[What this task involves]:
Every record that follows must be duplicated exactly, with images left out.

(Figure record listings)
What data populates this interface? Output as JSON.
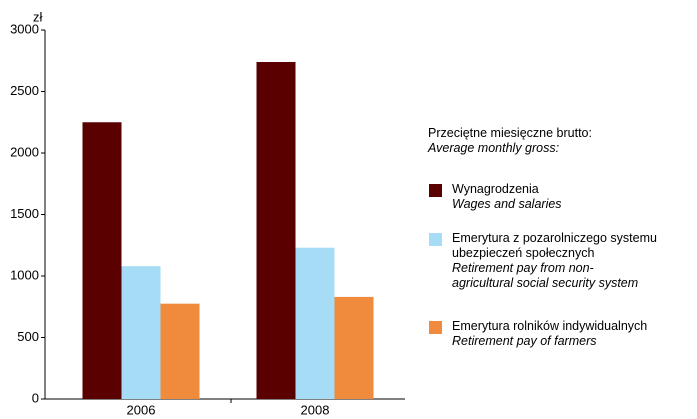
{
  "chart_data": {
    "type": "bar",
    "unit": "zł",
    "categories": [
      "2006",
      "2008"
    ],
    "ylim": [
      0,
      3000
    ],
    "yticks": [
      0,
      500,
      1000,
      1500,
      2000,
      2500,
      3000
    ],
    "legend_title": "Przeciętne miesięczne brutto:",
    "legend_title_en": "Average monthly gross:",
    "series": [
      {
        "name": "Wynagrodzenia",
        "name_en": "Wages and salaries",
        "color": "#5a0000",
        "values": [
          2250,
          2740
        ]
      },
      {
        "name": "Emerytura z pozarolniczego systemu ubezpieczeń społecznych",
        "name_en": "Retirement pay from non-agricultural social security system",
        "color": "#a6dcf5",
        "values": [
          1080,
          1230
        ]
      },
      {
        "name": "Emerytura rolników indywidualnych",
        "name_en": "Retirement pay of farmers",
        "color": "#f08a3c",
        "values": [
          775,
          830
        ]
      }
    ]
  }
}
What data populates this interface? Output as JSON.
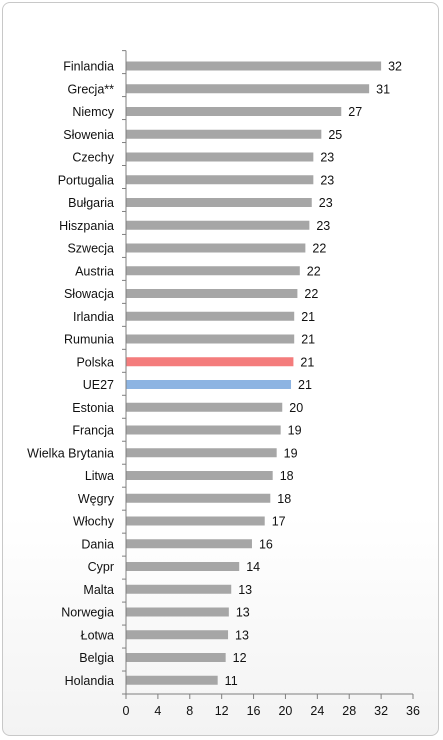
{
  "chart_data": {
    "type": "bar",
    "orientation": "horizontal",
    "title": "",
    "xlabel": "",
    "ylabel": "",
    "xlim": [
      0,
      36
    ],
    "x_ticks": [
      0,
      4,
      8,
      12,
      16,
      20,
      24,
      28,
      32,
      36
    ],
    "grid": false,
    "legend": "none",
    "categories": [
      "Finlandia",
      "Grecja**",
      "Niemcy",
      "Słowenia",
      "Czechy",
      "Portugalia",
      "Bułgaria",
      "Hiszpania",
      "Szwecja",
      "Austria",
      "Słowacja",
      "Irlandia",
      "Rumunia",
      "Polska",
      "UE27",
      "Estonia",
      "Francja",
      "Wielka Brytania",
      "Litwa",
      "Węgry",
      "Włochy",
      "Dania",
      "Cypr",
      "Malta",
      "Norwegia",
      "Łotwa",
      "Belgia",
      "Holandia"
    ],
    "values": [
      32,
      31,
      27,
      25,
      23,
      23,
      23,
      23,
      22,
      22,
      22,
      21,
      21,
      21,
      21,
      20,
      19,
      19,
      18,
      18,
      17,
      16,
      14,
      13,
      13,
      13,
      12,
      11
    ],
    "bar_values": [
      32,
      30.5,
      27,
      24.5,
      23.5,
      23.5,
      23.3,
      23,
      22.5,
      21.8,
      21.5,
      21.1,
      21.1,
      21,
      20.7,
      19.6,
      19.4,
      18.9,
      18.4,
      18.1,
      17.4,
      15.8,
      14.2,
      13.2,
      12.9,
      12.8,
      12.5,
      11.5
    ],
    "colors": {
      "default": "#a6a6a6",
      "highlight": {
        "Polska": "#f47c7c",
        "UE27": "#8db4e2"
      },
      "axis": "#7f7f7f",
      "background": "#ffffff",
      "frame_border": "#c8c8c8"
    }
  }
}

[Output below]:
What data populates this interface? Output as JSON.
{
  "chart_data": {
    "type": "bar",
    "unit": "zł",
    "categories": [
      "2006",
      "2008"
    ],
    "ylim": [
      0,
      3000
    ],
    "yticks": [
      0,
      500,
      1000,
      1500,
      2000,
      2500,
      3000
    ],
    "legend_title": "Przeciętne miesięczne brutto:",
    "legend_title_en": "Average monthly gross:",
    "series": [
      {
        "name": "Wynagrodzenia",
        "name_en": "Wages and salaries",
        "color": "#5a0000",
        "values": [
          2250,
          2740
        ]
      },
      {
        "name": "Emerytura z pozarolniczego systemu ubezpieczeń społecznych",
        "name_en": "Retirement pay from non-agricultural social security system",
        "color": "#a6dcf5",
        "values": [
          1080,
          1230
        ]
      },
      {
        "name": "Emerytura rolników indywidualnych",
        "name_en": "Retirement pay of farmers",
        "color": "#f08a3c",
        "values": [
          775,
          830
        ]
      }
    ]
  }
}
What data populates this interface? Output as JSON.
{
  "chart_data": {
    "type": "bar",
    "orientation": "horizontal",
    "title": "",
    "xlabel": "",
    "ylabel": "",
    "xlim": [
      0,
      36
    ],
    "x_ticks": [
      0,
      4,
      8,
      12,
      16,
      20,
      24,
      28,
      32,
      36
    ],
    "grid": false,
    "legend": "none",
    "categories": [
      "Finlandia",
      "Grecja**",
      "Niemcy",
      "Słowenia",
      "Czechy",
      "Portugalia",
      "Bułgaria",
      "Hiszpania",
      "Szwecja",
      "Austria",
      "Słowacja",
      "Irlandia",
      "Rumunia",
      "Polska",
      "UE27",
      "Estonia",
      "Francja",
      "Wielka Brytania",
      "Litwa",
      "Węgry",
      "Włochy",
      "Dania",
      "Cypr",
      "Malta",
      "Norwegia",
      "Łotwa",
      "Belgia",
      "Holandia"
    ],
    "values": [
      32,
      31,
      27,
      25,
      23,
      23,
      23,
      23,
      22,
      22,
      22,
      21,
      21,
      21,
      21,
      20,
      19,
      19,
      18,
      18,
      17,
      16,
      14,
      13,
      13,
      13,
      12,
      11
    ],
    "bar_values": [
      32,
      30.5,
      27,
      24.5,
      23.5,
      23.5,
      23.3,
      23,
      22.5,
      21.8,
      21.5,
      21.1,
      21.1,
      21,
      20.7,
      19.6,
      19.4,
      18.9,
      18.4,
      18.1,
      17.4,
      15.8,
      14.2,
      13.2,
      12.9,
      12.8,
      12.5,
      11.5
    ],
    "colors": {
      "default": "#a6a6a6",
      "highlight": {
        "Polska": "#f47c7c",
        "UE27": "#8db4e2"
      },
      "axis": "#7f7f7f",
      "background": "#ffffff",
      "frame_border": "#c8c8c8"
    }
  }
}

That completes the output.